• [Task data]
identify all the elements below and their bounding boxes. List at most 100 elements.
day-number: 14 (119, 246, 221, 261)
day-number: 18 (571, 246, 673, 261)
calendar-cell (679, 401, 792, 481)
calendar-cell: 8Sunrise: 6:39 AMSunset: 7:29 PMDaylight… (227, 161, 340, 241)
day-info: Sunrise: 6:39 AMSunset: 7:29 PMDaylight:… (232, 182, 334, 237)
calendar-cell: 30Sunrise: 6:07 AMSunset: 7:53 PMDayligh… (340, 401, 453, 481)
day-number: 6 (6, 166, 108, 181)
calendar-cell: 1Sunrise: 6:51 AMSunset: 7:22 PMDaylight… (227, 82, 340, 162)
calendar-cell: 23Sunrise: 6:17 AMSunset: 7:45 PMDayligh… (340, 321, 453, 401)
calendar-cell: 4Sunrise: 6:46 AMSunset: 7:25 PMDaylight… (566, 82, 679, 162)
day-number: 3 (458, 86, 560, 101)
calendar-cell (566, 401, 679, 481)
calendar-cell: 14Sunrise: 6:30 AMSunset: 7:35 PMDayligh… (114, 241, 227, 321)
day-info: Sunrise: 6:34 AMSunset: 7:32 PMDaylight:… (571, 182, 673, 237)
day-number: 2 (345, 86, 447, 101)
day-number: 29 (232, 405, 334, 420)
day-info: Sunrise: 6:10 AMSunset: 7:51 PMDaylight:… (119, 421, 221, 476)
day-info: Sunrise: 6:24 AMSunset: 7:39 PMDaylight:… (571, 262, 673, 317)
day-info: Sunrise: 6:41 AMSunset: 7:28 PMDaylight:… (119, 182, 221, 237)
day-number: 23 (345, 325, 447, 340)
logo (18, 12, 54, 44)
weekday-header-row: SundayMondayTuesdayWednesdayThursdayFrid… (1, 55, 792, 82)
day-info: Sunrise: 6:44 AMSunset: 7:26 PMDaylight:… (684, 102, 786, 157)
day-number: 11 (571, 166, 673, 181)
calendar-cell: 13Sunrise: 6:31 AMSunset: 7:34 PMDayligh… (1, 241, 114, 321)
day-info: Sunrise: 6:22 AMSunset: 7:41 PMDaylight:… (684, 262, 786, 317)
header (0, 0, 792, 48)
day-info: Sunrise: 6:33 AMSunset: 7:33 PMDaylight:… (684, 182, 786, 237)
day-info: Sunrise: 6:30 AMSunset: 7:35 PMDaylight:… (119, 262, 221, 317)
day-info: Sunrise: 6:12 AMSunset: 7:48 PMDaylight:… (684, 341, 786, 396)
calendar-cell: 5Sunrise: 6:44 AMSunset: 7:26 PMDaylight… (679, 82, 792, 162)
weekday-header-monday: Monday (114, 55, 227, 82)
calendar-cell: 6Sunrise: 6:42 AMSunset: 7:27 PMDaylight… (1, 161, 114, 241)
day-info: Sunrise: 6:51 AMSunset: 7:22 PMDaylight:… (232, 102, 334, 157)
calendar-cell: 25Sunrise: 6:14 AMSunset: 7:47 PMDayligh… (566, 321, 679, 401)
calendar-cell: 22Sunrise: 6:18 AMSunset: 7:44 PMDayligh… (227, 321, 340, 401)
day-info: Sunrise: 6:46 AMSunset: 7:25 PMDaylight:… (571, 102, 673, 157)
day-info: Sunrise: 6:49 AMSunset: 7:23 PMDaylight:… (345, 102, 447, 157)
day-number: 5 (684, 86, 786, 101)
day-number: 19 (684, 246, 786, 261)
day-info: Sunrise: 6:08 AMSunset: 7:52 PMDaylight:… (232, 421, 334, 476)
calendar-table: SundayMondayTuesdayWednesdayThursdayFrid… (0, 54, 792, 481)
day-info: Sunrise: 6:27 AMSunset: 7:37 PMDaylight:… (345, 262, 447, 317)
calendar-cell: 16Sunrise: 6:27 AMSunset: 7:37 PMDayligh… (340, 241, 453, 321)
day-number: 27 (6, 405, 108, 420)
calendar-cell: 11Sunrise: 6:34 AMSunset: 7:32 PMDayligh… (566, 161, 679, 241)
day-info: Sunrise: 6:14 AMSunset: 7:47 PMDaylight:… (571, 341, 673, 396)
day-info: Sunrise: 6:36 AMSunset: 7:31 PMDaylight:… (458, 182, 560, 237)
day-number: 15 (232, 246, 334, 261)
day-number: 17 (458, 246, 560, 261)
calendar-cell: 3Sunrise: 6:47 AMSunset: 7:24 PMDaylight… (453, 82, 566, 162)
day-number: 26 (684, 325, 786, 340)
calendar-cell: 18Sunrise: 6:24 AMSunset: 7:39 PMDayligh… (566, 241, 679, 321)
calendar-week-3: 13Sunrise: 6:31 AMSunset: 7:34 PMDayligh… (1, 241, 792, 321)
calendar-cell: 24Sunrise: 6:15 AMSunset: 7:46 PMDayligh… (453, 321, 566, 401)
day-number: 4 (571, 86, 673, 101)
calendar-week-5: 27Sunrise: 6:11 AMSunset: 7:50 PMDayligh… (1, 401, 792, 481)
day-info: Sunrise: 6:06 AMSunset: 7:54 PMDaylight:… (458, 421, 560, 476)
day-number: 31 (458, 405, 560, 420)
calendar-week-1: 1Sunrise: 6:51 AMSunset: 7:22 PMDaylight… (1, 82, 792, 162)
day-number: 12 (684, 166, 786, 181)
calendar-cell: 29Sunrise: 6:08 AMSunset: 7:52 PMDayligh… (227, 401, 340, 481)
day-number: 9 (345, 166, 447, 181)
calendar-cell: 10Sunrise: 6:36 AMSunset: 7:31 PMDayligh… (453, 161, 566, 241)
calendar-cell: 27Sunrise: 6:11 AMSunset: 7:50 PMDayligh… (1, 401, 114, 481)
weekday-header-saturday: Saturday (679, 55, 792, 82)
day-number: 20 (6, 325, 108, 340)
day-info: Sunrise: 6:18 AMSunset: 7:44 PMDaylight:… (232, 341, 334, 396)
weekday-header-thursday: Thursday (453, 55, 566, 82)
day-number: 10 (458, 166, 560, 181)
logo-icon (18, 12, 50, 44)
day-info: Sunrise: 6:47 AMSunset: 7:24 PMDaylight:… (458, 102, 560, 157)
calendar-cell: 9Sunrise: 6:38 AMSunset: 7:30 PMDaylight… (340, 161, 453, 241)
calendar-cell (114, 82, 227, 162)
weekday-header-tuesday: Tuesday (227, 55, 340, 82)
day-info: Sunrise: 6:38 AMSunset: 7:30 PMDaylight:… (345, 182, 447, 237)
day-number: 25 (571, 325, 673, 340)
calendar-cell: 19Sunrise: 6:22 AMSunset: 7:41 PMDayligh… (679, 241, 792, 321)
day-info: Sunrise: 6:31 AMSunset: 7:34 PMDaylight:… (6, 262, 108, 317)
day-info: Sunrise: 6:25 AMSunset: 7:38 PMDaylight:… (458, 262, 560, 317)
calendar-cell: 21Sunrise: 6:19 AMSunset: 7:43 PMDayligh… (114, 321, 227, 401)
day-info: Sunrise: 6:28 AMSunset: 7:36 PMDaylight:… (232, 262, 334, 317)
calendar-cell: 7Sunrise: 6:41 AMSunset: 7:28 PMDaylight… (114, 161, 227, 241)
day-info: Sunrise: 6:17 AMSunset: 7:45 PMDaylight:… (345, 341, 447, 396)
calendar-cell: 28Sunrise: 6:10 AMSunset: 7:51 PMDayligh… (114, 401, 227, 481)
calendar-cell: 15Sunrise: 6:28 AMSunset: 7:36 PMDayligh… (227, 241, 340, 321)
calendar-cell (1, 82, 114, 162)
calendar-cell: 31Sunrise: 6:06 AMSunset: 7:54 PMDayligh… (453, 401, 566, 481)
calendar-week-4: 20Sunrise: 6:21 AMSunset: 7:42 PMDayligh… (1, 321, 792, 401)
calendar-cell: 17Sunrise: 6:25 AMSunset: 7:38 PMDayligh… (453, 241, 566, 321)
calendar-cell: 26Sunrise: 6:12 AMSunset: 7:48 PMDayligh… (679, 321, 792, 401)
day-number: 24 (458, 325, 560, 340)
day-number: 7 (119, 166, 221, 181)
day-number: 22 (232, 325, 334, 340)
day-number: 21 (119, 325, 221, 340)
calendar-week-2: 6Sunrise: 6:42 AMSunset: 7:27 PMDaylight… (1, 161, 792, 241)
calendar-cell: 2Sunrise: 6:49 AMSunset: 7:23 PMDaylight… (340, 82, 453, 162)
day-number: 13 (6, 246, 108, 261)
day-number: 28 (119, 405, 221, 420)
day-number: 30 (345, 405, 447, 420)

• [What is required]
How many lines in the listing above contain the string "SundayMondayTuesdayWednesdayThursdayFrid"? Reply with the number alone.

• [Result of the task]
2